→ Set task
Could you rewrite the stretch from the line containing "Patent image size: (931, 1238)." through the line containing "The gripping teeth 7 is at (400, 716).", swapping "tissue clip" for "surgical clip" and leaving everything else unchanged?

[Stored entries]

--- Start ---

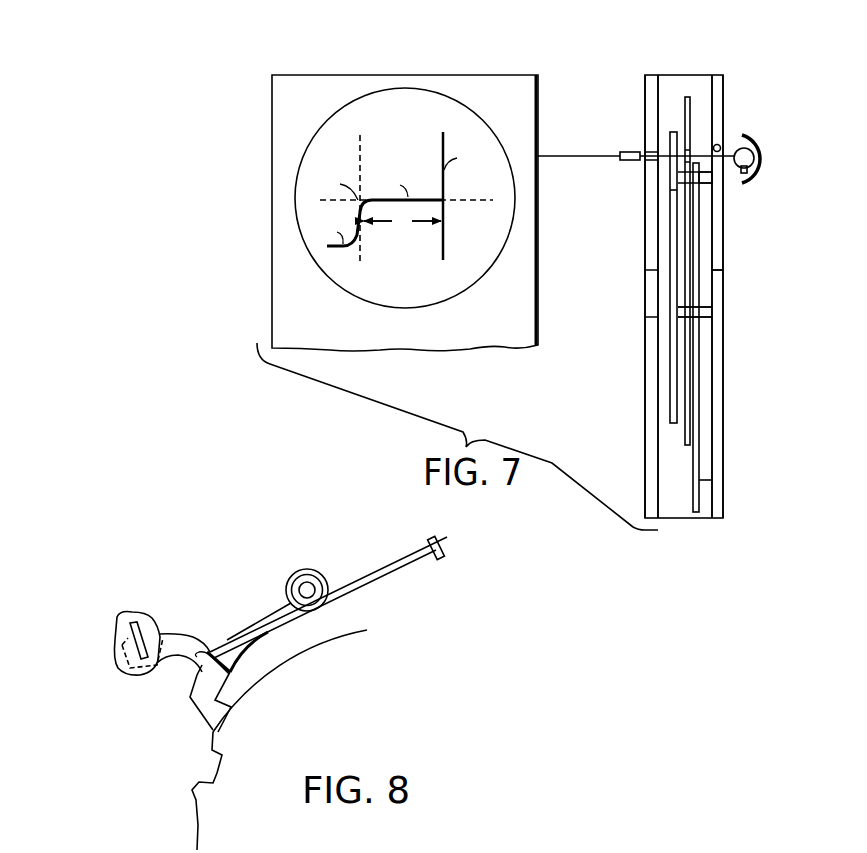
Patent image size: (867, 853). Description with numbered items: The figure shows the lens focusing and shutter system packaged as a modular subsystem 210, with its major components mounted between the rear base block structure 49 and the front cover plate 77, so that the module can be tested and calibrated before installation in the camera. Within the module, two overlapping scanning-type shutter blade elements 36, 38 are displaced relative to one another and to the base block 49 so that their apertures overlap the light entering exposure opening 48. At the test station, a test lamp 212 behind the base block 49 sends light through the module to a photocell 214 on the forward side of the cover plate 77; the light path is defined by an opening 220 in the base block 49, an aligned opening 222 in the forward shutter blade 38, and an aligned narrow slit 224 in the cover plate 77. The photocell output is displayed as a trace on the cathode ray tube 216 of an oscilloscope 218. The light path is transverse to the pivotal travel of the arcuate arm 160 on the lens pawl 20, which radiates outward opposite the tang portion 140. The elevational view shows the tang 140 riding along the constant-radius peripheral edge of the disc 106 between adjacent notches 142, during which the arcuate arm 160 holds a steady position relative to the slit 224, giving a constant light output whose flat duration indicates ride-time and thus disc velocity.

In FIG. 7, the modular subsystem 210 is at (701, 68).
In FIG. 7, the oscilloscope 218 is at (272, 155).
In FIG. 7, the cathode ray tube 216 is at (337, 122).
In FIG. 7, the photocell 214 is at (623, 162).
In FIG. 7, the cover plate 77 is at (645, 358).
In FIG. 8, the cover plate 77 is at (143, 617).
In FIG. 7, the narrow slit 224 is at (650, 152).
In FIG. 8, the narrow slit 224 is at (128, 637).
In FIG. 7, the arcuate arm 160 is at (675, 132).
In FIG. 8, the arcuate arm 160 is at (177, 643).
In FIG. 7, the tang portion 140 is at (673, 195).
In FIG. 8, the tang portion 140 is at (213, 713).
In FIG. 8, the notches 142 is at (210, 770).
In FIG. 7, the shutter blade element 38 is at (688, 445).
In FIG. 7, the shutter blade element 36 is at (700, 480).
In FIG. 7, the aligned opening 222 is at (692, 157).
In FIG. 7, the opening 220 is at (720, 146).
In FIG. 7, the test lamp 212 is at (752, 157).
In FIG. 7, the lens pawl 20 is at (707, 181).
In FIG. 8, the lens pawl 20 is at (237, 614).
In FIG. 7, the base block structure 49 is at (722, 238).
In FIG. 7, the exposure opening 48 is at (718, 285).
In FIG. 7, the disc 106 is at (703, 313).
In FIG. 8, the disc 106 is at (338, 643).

--- End ---
--- Start ---

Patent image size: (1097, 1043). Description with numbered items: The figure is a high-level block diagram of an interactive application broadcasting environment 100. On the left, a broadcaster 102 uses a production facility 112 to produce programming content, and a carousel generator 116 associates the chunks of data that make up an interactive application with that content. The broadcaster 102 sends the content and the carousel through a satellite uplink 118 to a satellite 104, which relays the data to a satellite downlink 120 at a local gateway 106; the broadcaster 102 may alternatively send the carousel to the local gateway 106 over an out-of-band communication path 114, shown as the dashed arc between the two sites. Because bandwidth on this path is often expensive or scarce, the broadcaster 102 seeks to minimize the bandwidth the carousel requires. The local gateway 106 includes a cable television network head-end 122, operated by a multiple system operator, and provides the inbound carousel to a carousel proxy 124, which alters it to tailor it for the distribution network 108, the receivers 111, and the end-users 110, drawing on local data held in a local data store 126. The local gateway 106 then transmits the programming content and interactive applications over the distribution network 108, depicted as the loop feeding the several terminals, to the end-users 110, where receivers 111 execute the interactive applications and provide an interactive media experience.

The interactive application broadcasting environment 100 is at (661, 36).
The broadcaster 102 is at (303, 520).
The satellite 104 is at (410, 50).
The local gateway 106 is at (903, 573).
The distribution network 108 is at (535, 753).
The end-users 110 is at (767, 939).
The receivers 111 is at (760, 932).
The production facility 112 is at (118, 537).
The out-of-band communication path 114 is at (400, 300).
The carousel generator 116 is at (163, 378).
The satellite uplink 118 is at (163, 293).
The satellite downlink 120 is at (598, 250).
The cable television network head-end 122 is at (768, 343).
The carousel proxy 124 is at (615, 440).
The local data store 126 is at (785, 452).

--- End ---
--- Start ---

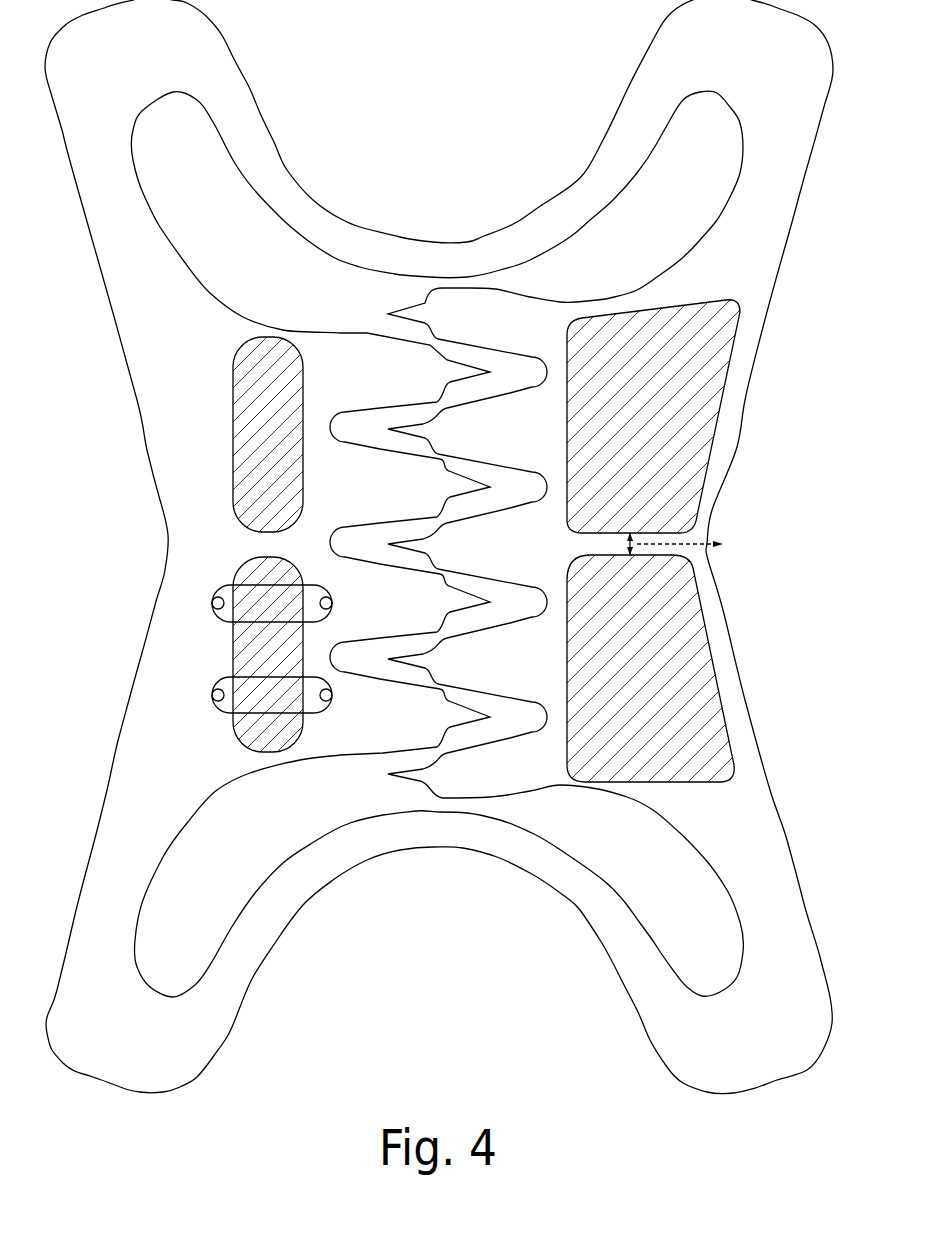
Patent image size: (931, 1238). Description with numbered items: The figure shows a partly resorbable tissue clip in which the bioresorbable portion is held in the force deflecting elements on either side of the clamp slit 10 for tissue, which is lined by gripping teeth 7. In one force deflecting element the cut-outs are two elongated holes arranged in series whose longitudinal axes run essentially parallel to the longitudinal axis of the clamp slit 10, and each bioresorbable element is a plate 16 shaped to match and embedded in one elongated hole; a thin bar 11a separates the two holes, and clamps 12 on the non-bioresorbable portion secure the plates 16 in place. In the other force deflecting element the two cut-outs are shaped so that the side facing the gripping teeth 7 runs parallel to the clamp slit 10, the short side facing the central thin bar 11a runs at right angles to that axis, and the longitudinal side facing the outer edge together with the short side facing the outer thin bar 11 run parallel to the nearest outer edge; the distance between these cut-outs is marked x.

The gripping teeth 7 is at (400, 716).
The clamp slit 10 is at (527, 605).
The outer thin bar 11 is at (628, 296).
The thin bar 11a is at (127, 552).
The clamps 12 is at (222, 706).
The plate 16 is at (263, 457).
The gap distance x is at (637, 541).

--- End ---

→ Reply
Patent image size: (931, 1238). Description with numbered items: The figure shows a partly resorbable surgical clip in which the bioresorbable portion is held in the force deflecting elements on either side of the clamp slit 10 for tissue, which is lined by gripping teeth 7. In one force deflecting element the cut-outs are two elongated holes arranged in series whose longitudinal axes run essentially parallel to the longitudinal axis of the clamp slit 10, and each bioresorbable element is a plate 16 shaped to match and embedded in one elongated hole; a thin bar 11a separates the two holes, and clamps 12 on the non-bioresorbable portion secure the plates 16 in place. In the other force deflecting element the two cut-outs are shaped so that the side facing the gripping teeth 7 runs parallel to the clamp slit 10, the short side facing the central thin bar 11a runs at right angles to that axis, and the longitudinal side facing the outer edge together with the short side facing the outer thin bar 11 run parallel to the nearest outer edge; the distance between these cut-outs is marked x.

The gripping teeth 7 is at (400, 716).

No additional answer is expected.